**Material supplied**

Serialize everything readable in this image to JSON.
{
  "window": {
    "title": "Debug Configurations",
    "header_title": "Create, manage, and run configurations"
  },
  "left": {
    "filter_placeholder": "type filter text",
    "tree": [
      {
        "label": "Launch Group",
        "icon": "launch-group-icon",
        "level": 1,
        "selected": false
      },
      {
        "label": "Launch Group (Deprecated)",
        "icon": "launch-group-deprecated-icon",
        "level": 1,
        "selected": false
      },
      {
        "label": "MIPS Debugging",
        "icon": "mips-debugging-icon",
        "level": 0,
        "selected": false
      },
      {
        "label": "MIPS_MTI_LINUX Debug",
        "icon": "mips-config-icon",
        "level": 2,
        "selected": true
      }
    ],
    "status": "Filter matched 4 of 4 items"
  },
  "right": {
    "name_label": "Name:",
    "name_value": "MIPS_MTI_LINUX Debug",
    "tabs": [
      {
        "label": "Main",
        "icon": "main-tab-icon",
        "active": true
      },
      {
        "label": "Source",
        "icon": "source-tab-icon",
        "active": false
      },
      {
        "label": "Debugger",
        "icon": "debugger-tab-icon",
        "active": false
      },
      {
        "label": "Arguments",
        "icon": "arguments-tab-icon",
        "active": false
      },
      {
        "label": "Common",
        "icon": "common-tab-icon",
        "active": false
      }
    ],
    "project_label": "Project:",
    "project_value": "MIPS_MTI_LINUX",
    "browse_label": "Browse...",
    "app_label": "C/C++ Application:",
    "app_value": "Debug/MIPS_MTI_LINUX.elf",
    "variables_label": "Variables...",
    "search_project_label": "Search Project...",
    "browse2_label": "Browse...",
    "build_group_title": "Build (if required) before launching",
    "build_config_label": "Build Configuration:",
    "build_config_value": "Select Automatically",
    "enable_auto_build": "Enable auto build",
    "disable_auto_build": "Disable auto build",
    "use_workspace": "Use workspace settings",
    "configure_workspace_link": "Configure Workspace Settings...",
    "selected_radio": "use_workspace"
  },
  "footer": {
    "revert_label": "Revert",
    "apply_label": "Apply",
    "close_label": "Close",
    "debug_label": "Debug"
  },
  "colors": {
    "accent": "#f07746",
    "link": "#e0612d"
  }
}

**Your task**
Retype the records that precede this task, keeping them exactly the same.

**Answer in full**
Serialize everything readable in this image to JSON.
{
  "window": {
    "title": "Debug Configurations",
    "header_title": "Create, manage, and run configurations"
  },
  "left": {
    "filter_placeholder": "type filter text",
    "tree": [
      {
        "label": "Launch Group",
        "icon": "launch-group-icon",
        "level": 1,
        "selected": false
      },
      {
        "label": "Launch Group (Deprecated)",
        "icon": "launch-group-deprecated-icon",
        "level": 1,
        "selected": false
      },
      {
        "label": "MIPS Debugging",
        "icon": "mips-debugging-icon",
        "level": 0,
        "selected": false
      },
      {
        "label": "MIPS_MTI_LINUX Debug",
        "icon": "mips-config-icon",
        "level": 2,
        "selected": true
      }
    ],
    "status": "Filter matched 4 of 4 items"
  },
  "right": {
    "name_label": "Name:",
    "name_value": "MIPS_MTI_LINUX Debug",
    "tabs": [
      {
        "label": "Main",
        "icon": "main-tab-icon",
        "active": true
      },
      {
        "label": "Source",
        "icon": "source-tab-icon",
        "active": false
      },
      {
        "label": "Debugger",
        "icon": "debugger-tab-icon",
        "active": false
      },
      {
        "label": "Arguments",
        "icon": "arguments-tab-icon",
        "active": false
      },
      {
        "label": "Common",
        "icon": "common-tab-icon",
        "active": false
      }
    ],
    "project_label": "Project:",
    "project_value": "MIPS_MTI_LINUX",
    "browse_label": "Browse...",
    "app_label": "C/C++ Application:",
    "app_value": "Debug/MIPS_MTI_LINUX.elf",
    "variables_label": "Variables...",
    "search_project_label": "Search Project...",
    "browse2_label": "Browse...",
    "build_group_title": "Build (if required) before launching",
    "build_config_label": "Build Configuration:",
    "build_config_value": "Select Automatically",
    "enable_auto_build": "Enable auto build",
    "disable_auto_build": "Disable auto build",
    "use_workspace": "Use workspace settings",
    "configure_workspace_link": "Configure Workspace Settings...",
    "selected_radio": "use_workspace"
  },
  "footer": {
    "revert_label": "Revert",
    "apply_label": "Apply",
    "close_label": "Close",
    "debug_label": "Debug"
  },
  "colors": {
    "accent": "#f07746",
    "link": "#e0612d"
  }
}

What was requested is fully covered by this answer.